■ **Task statement**: State only how many lines below include the string "microscope".

==== Records shown

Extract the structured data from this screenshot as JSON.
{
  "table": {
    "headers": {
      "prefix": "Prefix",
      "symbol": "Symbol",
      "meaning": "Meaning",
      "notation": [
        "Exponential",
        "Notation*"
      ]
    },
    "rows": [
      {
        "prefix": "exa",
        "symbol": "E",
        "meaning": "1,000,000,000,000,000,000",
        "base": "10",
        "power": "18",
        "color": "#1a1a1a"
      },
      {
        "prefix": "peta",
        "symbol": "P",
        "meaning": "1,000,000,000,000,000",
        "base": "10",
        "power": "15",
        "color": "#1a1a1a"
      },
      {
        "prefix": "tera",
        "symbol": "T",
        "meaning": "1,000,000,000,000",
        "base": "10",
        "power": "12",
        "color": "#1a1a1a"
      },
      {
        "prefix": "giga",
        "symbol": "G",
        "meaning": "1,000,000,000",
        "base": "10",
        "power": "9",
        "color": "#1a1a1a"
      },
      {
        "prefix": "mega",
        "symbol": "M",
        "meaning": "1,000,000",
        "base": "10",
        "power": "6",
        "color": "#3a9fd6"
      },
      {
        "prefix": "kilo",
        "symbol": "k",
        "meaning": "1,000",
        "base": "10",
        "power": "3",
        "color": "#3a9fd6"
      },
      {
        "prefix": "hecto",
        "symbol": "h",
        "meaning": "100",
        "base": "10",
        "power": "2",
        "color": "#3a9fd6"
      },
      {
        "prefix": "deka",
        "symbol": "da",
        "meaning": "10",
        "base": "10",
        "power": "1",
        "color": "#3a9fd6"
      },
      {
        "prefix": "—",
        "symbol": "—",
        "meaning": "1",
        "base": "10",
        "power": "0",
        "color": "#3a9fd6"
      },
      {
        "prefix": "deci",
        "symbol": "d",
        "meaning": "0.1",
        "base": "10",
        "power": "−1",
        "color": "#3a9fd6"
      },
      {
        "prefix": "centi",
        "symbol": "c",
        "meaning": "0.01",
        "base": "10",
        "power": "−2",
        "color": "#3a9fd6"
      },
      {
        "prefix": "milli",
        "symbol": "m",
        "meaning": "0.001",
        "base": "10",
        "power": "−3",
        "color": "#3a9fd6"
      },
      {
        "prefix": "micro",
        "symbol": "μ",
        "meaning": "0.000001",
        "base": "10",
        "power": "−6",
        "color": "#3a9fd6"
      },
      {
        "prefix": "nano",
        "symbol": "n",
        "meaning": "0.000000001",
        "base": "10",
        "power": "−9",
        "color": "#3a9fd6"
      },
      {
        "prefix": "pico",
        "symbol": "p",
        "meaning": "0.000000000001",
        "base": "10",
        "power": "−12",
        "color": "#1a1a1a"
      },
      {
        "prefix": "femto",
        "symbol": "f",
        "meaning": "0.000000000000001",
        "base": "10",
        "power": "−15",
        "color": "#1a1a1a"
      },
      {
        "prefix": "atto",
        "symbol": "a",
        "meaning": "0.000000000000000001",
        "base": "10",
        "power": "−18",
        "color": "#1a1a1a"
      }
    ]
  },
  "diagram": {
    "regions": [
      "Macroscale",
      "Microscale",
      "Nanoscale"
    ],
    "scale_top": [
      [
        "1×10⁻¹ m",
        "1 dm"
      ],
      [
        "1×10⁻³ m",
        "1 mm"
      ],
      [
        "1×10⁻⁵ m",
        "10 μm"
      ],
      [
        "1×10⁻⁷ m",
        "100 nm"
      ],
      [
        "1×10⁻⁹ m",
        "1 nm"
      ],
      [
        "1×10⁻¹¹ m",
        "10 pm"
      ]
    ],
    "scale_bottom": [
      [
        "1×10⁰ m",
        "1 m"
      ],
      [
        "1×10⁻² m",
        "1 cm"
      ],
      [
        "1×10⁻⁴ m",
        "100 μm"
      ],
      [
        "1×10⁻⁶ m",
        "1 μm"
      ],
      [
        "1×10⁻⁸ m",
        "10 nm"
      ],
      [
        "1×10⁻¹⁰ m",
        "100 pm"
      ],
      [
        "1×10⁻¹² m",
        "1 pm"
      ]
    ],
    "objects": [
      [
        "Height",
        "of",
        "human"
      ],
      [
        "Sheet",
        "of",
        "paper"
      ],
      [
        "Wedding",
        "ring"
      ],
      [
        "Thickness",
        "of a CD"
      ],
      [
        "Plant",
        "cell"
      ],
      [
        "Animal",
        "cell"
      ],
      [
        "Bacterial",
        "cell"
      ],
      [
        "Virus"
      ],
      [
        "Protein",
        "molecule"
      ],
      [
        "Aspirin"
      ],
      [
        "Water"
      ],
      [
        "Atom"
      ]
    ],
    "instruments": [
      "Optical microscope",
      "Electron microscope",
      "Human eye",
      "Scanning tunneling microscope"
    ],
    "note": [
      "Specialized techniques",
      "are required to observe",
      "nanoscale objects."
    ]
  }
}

========

■ **Expected output**: 3